Dataset entries:
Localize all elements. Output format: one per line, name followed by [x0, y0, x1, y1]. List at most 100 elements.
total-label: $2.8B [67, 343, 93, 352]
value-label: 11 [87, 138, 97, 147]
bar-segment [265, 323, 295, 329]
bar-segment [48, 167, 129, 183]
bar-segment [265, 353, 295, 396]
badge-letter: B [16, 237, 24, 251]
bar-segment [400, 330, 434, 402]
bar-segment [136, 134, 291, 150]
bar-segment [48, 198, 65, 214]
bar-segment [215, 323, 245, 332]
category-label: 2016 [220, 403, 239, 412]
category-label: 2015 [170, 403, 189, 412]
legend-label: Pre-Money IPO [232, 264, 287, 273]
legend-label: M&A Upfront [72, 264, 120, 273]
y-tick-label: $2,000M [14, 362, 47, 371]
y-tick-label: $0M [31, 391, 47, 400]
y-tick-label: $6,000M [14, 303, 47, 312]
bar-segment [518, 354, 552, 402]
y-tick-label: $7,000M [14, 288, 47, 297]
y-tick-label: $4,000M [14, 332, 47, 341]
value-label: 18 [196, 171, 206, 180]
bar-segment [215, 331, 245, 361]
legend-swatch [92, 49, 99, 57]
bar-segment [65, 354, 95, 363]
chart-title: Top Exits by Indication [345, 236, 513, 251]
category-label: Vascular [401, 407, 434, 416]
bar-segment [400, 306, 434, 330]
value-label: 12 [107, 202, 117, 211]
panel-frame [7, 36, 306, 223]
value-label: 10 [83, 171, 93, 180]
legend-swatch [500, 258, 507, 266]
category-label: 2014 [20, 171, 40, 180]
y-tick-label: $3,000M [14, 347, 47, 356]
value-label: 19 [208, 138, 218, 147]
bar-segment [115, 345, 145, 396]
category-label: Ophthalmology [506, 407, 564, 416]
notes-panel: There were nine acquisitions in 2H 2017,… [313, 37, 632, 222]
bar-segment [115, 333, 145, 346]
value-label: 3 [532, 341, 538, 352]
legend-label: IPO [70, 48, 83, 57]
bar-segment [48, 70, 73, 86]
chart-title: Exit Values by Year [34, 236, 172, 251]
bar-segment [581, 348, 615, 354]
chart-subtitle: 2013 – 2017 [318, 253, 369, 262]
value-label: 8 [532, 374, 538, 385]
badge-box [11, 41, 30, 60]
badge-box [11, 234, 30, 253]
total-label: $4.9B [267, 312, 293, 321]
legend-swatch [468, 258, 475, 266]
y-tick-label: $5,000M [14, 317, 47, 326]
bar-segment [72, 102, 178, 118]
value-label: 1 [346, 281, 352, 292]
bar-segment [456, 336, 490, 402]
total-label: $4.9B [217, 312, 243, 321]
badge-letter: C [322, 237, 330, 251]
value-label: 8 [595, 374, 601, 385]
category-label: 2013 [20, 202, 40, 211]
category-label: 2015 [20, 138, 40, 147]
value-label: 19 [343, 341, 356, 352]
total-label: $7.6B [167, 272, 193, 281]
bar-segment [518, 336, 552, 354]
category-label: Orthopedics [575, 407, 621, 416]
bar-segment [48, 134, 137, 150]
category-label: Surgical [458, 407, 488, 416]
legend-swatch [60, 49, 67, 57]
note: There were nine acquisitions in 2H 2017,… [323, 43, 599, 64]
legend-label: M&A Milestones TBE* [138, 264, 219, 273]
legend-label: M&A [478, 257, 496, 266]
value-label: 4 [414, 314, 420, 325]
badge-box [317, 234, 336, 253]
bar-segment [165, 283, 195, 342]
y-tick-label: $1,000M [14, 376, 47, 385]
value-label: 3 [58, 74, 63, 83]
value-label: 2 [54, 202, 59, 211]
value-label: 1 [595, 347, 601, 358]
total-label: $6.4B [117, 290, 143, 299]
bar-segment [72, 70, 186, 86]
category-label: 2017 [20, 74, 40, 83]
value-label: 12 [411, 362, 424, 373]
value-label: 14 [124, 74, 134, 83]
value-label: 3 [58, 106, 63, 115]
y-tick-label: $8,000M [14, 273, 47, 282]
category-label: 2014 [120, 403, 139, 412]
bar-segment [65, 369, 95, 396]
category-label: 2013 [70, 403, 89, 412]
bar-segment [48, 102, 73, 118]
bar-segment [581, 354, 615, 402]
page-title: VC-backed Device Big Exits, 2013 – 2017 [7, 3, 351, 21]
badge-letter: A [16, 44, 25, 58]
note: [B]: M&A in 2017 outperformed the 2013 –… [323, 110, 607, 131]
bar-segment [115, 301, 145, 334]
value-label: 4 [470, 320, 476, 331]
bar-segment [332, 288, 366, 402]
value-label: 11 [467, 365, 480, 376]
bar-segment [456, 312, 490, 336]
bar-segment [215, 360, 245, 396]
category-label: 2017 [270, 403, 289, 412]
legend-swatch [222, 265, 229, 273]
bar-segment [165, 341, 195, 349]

Short problem
Reproduce every row above word for word, with each line unchanged and in its original order.

Solution to this exercise
Localize all elements. Output format: one per line, name followed by [x0, y0, x1, y1]. List at most 100 elements.
total-label: $2.8B [67, 343, 93, 352]
value-label: 11 [87, 138, 97, 147]
bar-segment [265, 323, 295, 329]
bar-segment [48, 167, 129, 183]
bar-segment [265, 353, 295, 396]
badge-letter: B [16, 237, 24, 251]
bar-segment [400, 330, 434, 402]
bar-segment [136, 134, 291, 150]
bar-segment [48, 198, 65, 214]
bar-segment [215, 323, 245, 332]
category-label: 2016 [220, 403, 239, 412]
category-label: 2015 [170, 403, 189, 412]
legend-label: Pre-Money IPO [232, 264, 287, 273]
legend-label: M&A Upfront [72, 264, 120, 273]
y-tick-label: $2,000M [14, 362, 47, 371]
y-tick-label: $0M [31, 391, 47, 400]
y-tick-label: $6,000M [14, 303, 47, 312]
bar-segment [518, 354, 552, 402]
y-tick-label: $7,000M [14, 288, 47, 297]
y-tick-label: $4,000M [14, 332, 47, 341]
value-label: 18 [196, 171, 206, 180]
bar-segment [215, 331, 245, 361]
legend-swatch [92, 49, 99, 57]
bar-segment [65, 354, 95, 363]
chart-title: Top Exits by Indication [345, 236, 513, 251]
category-label: Vascular [401, 407, 434, 416]
bar-segment [400, 306, 434, 330]
value-label: 12 [107, 202, 117, 211]
panel-frame [7, 36, 306, 223]
value-label: 10 [83, 171, 93, 180]
legend-swatch [500, 258, 507, 266]
category-label: 2014 [20, 171, 40, 180]
y-tick-label: $3,000M [14, 347, 47, 356]
value-label: 19 [208, 138, 218, 147]
bar-segment [115, 345, 145, 396]
category-label: Ophthalmology [506, 407, 564, 416]
notes-panel: There were nine acquisitions in 2H 2017,… [313, 37, 632, 222]
bar-segment [115, 333, 145, 346]
value-label: 3 [532, 341, 538, 352]
legend-label: IPO [70, 48, 83, 57]
bar-segment [48, 70, 73, 86]
chart-title: Exit Values by Year [34, 236, 172, 251]
bar-segment [581, 348, 615, 354]
chart-subtitle: 2013 – 2017 [318, 253, 369, 262]
value-label: 8 [532, 374, 538, 385]
badge-box [11, 41, 30, 60]
badge-box [11, 234, 30, 253]
total-label: $4.9B [267, 312, 293, 321]
legend-swatch [468, 258, 475, 266]
y-tick-label: $5,000M [14, 317, 47, 326]
bar-segment [72, 102, 178, 118]
value-label: 1 [346, 281, 352, 292]
bar-segment [456, 336, 490, 402]
total-label: $4.9B [217, 312, 243, 321]
badge-letter: C [322, 237, 330, 251]
value-label: 8 [595, 374, 601, 385]
category-label: 2013 [20, 202, 40, 211]
category-label: 2015 [20, 138, 40, 147]
value-label: 19 [343, 341, 356, 352]
total-label: $7.6B [167, 272, 193, 281]
bar-segment [518, 336, 552, 354]
category-label: Orthopedics [575, 407, 621, 416]
bar-segment [48, 134, 137, 150]
category-label: Surgical [458, 407, 488, 416]
legend-swatch [60, 49, 67, 57]
note: There were nine acquisitions in 2H 2017,… [323, 43, 599, 64]
legend-label: M&A Milestones TBE* [138, 264, 219, 273]
legend-label: M&A [478, 257, 496, 266]
value-label: 4 [414, 314, 420, 325]
badge-box [317, 234, 336, 253]
bar-segment [165, 283, 195, 342]
y-tick-label: $1,000M [14, 376, 47, 385]
value-label: 3 [58, 74, 63, 83]
value-label: 2 [54, 202, 59, 211]
value-label: 1 [595, 347, 601, 358]
total-label: $6.4B [117, 290, 143, 299]
bar-segment [72, 70, 186, 86]
category-label: 2017 [20, 74, 40, 83]
value-label: 12 [411, 362, 424, 373]
value-label: 14 [124, 74, 134, 83]
value-label: 3 [58, 106, 63, 115]
y-tick-label: $8,000M [14, 273, 47, 282]
category-label: 2014 [120, 403, 139, 412]
bar-segment [65, 369, 95, 396]
category-label: 2013 [70, 403, 89, 412]
bar-segment [48, 102, 73, 118]
bar-segment [581, 354, 615, 402]
page-title: VC-backed Device Big Exits, 2013 – 2017 [7, 3, 351, 21]
badge-letter: A [16, 44, 25, 58]
note: [B]: M&A in 2017 outperformed the 2013 –… [323, 110, 607, 131]
bar-segment [115, 301, 145, 334]
value-label: 4 [470, 320, 476, 331]
bar-segment [332, 288, 366, 402]
value-label: 11 [467, 365, 480, 376]
bar-segment [456, 312, 490, 336]
bar-segment [215, 360, 245, 396]
category-label: 2017 [270, 403, 289, 412]
legend-swatch [222, 265, 229, 273]
bar-segment [165, 341, 195, 349]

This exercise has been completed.